▼▼▼
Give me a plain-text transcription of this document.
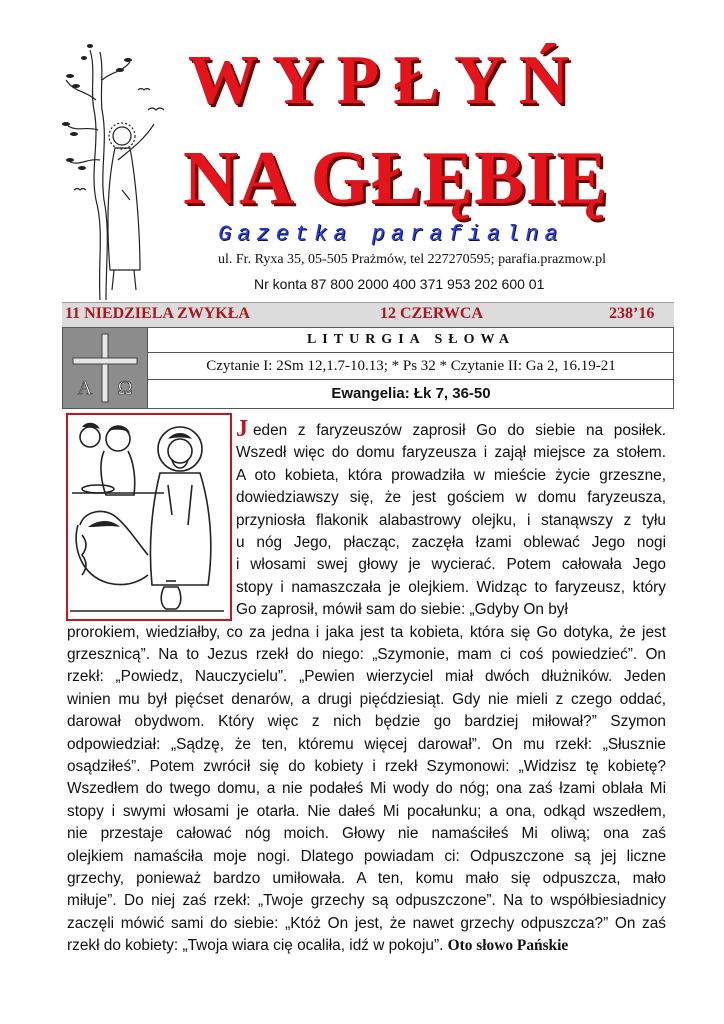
WYPŁYŃ
NA GŁĘBIĘ
Gazetka parafialna
ul. Fr. Ryxa 35, 05-505 Prażmów, tel 227270595; parafia.prazmow.pl
Nr konta 87 800 2000 400 371 953 202 600 01
11 NIEDZIELA ZWYKŁA	12 CZERWCA	238’16
A Ω
LITURGIA SŁOWA
Czytanie I: 2Sm 12,1.7-10.13; * Ps 32 * Czytanie II: Ga 2, 16.19-21
Ewangelia: Łk 7, 36-50
eden z faryzeuszów zaprosił Go do siebie na posiłek.
Wszedł więc do domu faryzeusza i zajął miejsce za stołem.
A oto kobieta, która prowadziła w mieście życie grzeszne,
dowiedziawszy się, że jest gościem w domu faryzeusza,
przyniosła flakonik alabastrowy olejku, i stanąwszy z tyłu
u nóg Jego, płacząc, zaczęła łzami oblewać Jego nogi
i włosami swej głowy je wycierać. Potem całowała Jego
stopy i namaszczała je olejkiem. Widząc to faryzeusz, który
Go zaprosił, mówił sam do siebie: „Gdyby On był
J
prorokiem, wiedziałby, co za jedna i jaka jest ta kobieta, która się Go dotyka, że jest
grzesznicą”. Na to Jezus rzekł do niego: „Szymonie, mam ci coś powiedzieć”. On
rzekł: „Powiedz, Nauczycielu”. „Pewien wierzyciel miał dwóch dłużników. Jeden
winien mu był pięćset denarów, a drugi pięćdziesiąt. Gdy nie mieli z czego oddać,
darował obydwom. Który więc z nich będzie go bardziej miłował?” Szymon
odpowiedział: „Sądzę, że ten, któremu więcej darował”. On mu rzekł: „Słusznie
osądziłeś”. Potem zwrócił się do kobiety i rzekł Szymonowi: „Widzisz tę kobietę?
Wszedłem do twego domu, a nie podałeś Mi wody do nóg; ona zaś łzami oblała Mi
stopy i swymi włosami je otarła. Nie dałeś Mi pocałunku; a ona, odkąd wszedłem,
nie przestaje całować nóg moich. Głowy nie namaściłeś Mi oliwą; ona zaś
olejkiem namaściła moje nogi. Dlatego powiadam ci: Odpuszczone są jej liczne
grzechy, ponieważ bardzo umiłowała. A ten, komu mało się odpuszcza, mało
miłuje”. Do niej zaś rzekł: „Twoje grzechy są odpuszczone”. Na to współbiesiadnicy
zaczęli mówić sami do siebie: „Któż On jest, że nawet grzechy odpuszcza?” On zaś
rzekł do kobiety: „Twoja wiara cię ocaliła, idź w pokoju”. Oto słowo Pańskie
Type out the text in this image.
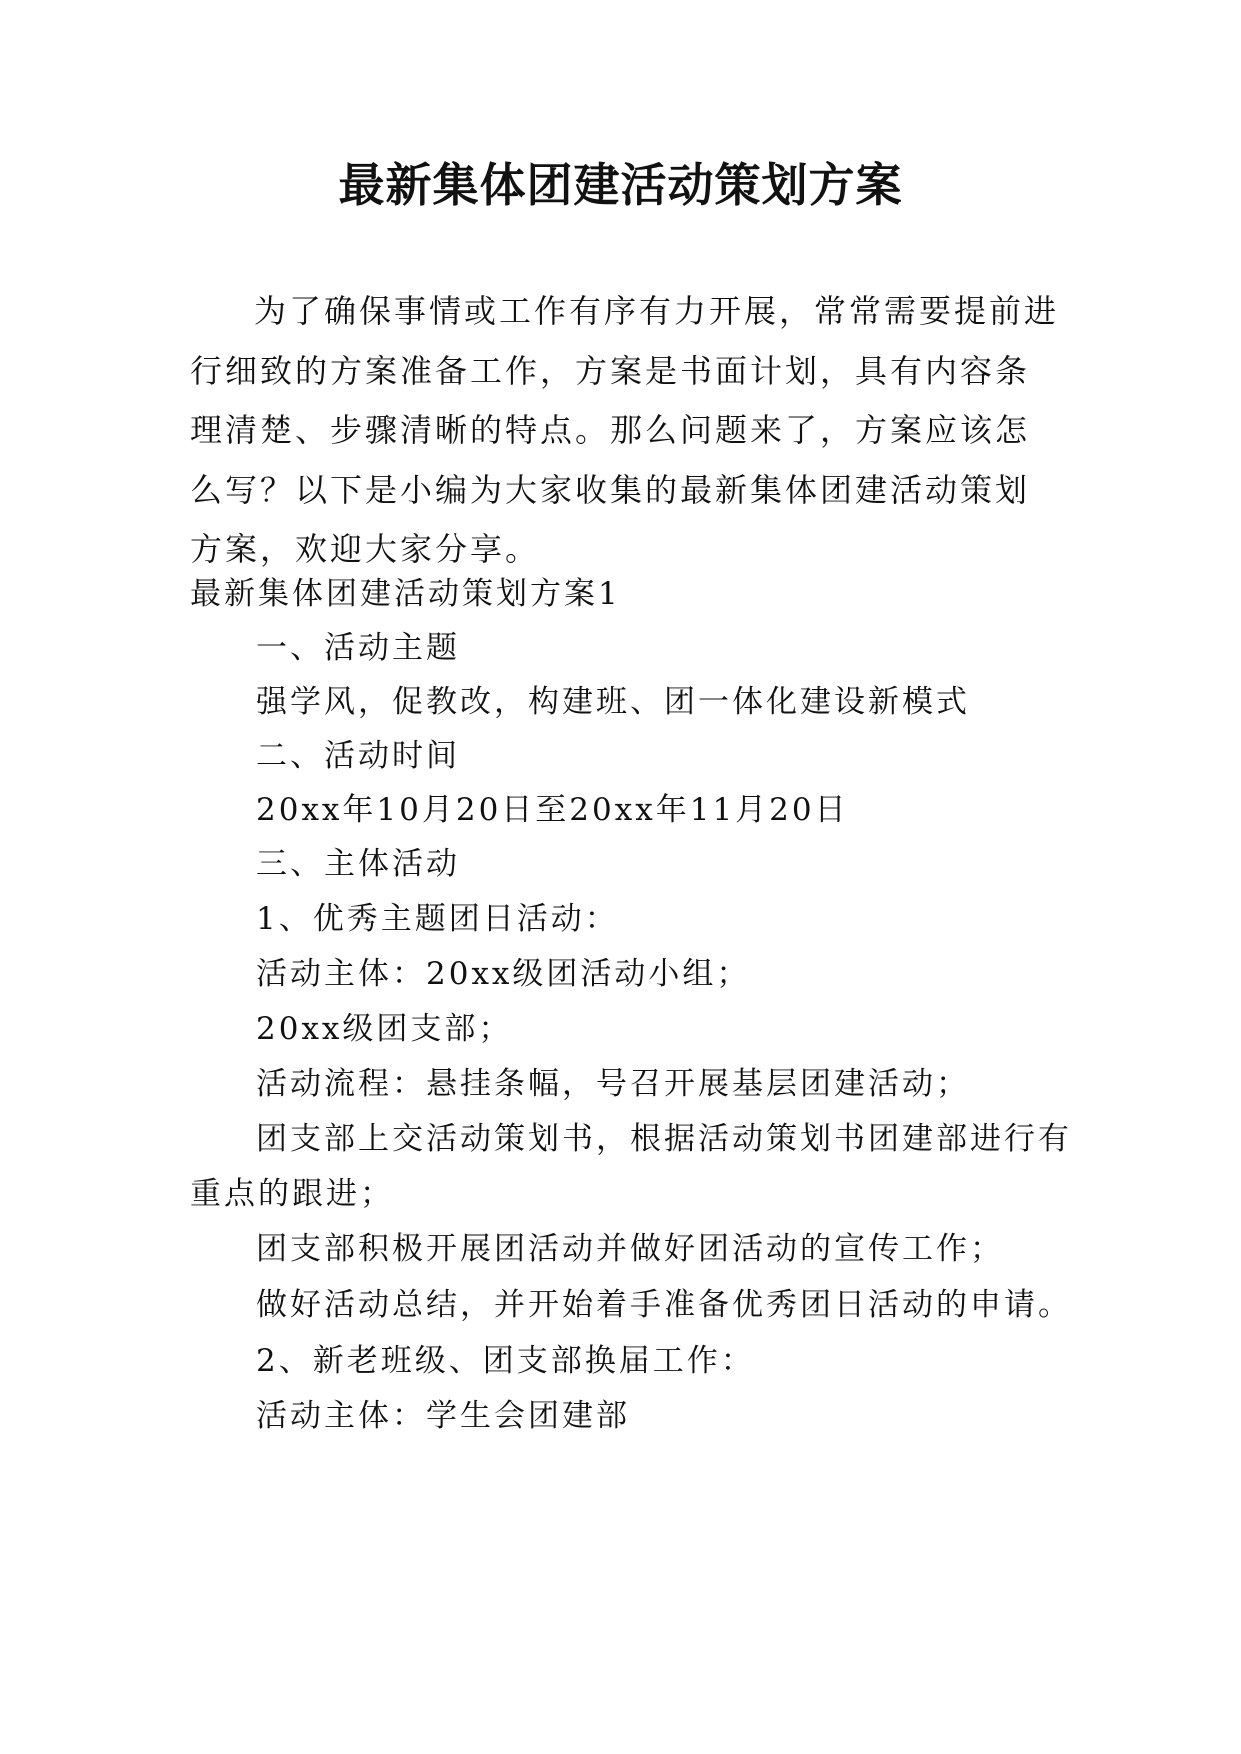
最新集体团建活动策划方案

为了确保事情或工作有序有力开展，常常需要提前进行细致的方案准备工作，方案是书面计划，具有内容条理清楚、步骤清晰的特点。那么问题来了，方案应该怎么写？以下是小编为大家收集的最新集体团建活动策划方案，欢迎大家分享。

最新集体团建活动策划方案1
一、活动主题
强学风，促教改，构建班、团一体化建设新模式
二、活动时间
20xx年10月20日至20xx年11月20日
三、主体活动
1、优秀主题团日活动：
活动主体：20xx级团活动小组；
20xx级团支部；
活动流程：悬挂条幅，号召开展基层团建活动；
团支部上交活动策划书，根据活动策划书团建部进行有
重点的跟进；
团支部积极开展团活动并做好团活动的宣传工作；
做好活动总结，并开始着手准备优秀团日活动的申请。
2、新老班级、团支部换届工作：
活动主体：学生会团建部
▲▲▲
* _Instructions to follow_:
Do not copy the pictures, but repeat every line exactly.

* _Response_:
Give me a plain-text transcription of this document.
WYPŁYŃ
NA GŁĘBIĘ
Gazetka parafialna
ul. Fr. Ryxa 35, 05-505 Prażmów, tel 227270595; parafia.prazmow.pl
Nr konta 87 800 2000 400 371 953 202 600 01
11 NIEDZIELA ZWYKŁA	12 CZERWCA	238’16
A Ω
LITURGIA SŁOWA
Czytanie I: 2Sm 12,1.7-10.13; * Ps 32 * Czytanie II: Ga 2, 16.19-21
Ewangelia: Łk 7, 36-50
eden z faryzeuszów zaprosił Go do siebie na posiłek.
Wszedł więc do domu faryzeusza i zajął miejsce za stołem.
A oto kobieta, która prowadziła w mieście życie grzeszne,
dowiedziawszy się, że jest gościem w domu faryzeusza,
przyniosła flakonik alabastrowy olejku, i stanąwszy z tyłu
u nóg Jego, płacząc, zaczęła łzami oblewać Jego nogi
i włosami swej głowy je wycierać. Potem całowała Jego
stopy i namaszczała je olejkiem. Widząc to faryzeusz, który
Go zaprosił, mówił sam do siebie: „Gdyby On był
J
prorokiem, wiedziałby, co za jedna i jaka jest ta kobieta, która się Go dotyka, że jest
grzesznicą”. Na to Jezus rzekł do niego: „Szymonie, mam ci coś powiedzieć”. On
rzekł: „Powiedz, Nauczycielu”. „Pewien wierzyciel miał dwóch dłużników. Jeden
winien mu był pięćset denarów, a drugi pięćdziesiąt. Gdy nie mieli z czego oddać,
darował obydwom. Który więc z nich będzie go bardziej miłował?” Szymon
odpowiedział: „Sądzę, że ten, któremu więcej darował”. On mu rzekł: „Słusznie
osądziłeś”. Potem zwrócił się do kobiety i rzekł Szymonowi: „Widzisz tę kobietę?
Wszedłem do twego domu, a nie podałeś Mi wody do nóg; ona zaś łzami oblała Mi
stopy i swymi włosami je otarła. Nie dałeś Mi pocałunku; a ona, odkąd wszedłem,
nie przestaje całować nóg moich. Głowy nie namaściłeś Mi oliwą; ona zaś
olejkiem namaściła moje nogi. Dlatego powiadam ci: Odpuszczone są jej liczne
grzechy, ponieważ bardzo umiłowała. A ten, komu mało się odpuszcza, mało
miłuje”. Do niej zaś rzekł: „Twoje grzechy są odpuszczone”. Na to współbiesiadnicy
zaczęli mówić sami do siebie: „Któż On jest, że nawet grzechy odpuszcza?” On zaś
rzekł do kobiety: „Twoja wiara cię ocaliła, idź w pokoju”. Oto słowo Pańskie
Type out the text in this image.
最新集体团建活动策划方案

为了确保事情或工作有序有力开展，常常需要提前进行细致的方案准备工作，方案是书面计划，具有内容条理清楚、步骤清晰的特点。那么问题来了，方案应该怎么写？以下是小编为大家收集的最新集体团建活动策划方案，欢迎大家分享。

最新集体团建活动策划方案1
一、活动主题
强学风，促教改，构建班、团一体化建设新模式
二、活动时间
20xx年10月20日至20xx年11月20日
三、主体活动
1、优秀主题团日活动：
活动主体：20xx级团活动小组；
20xx级团支部；
活动流程：悬挂条幅，号召开展基层团建活动；
团支部上交活动策划书，根据活动策划书团建部进行有
重点的跟进；
团支部积极开展团活动并做好团活动的宣传工作；
做好活动总结，并开始着手准备优秀团日活动的申请。
2、新老班级、团支部换届工作：
活动主体：学生会团建部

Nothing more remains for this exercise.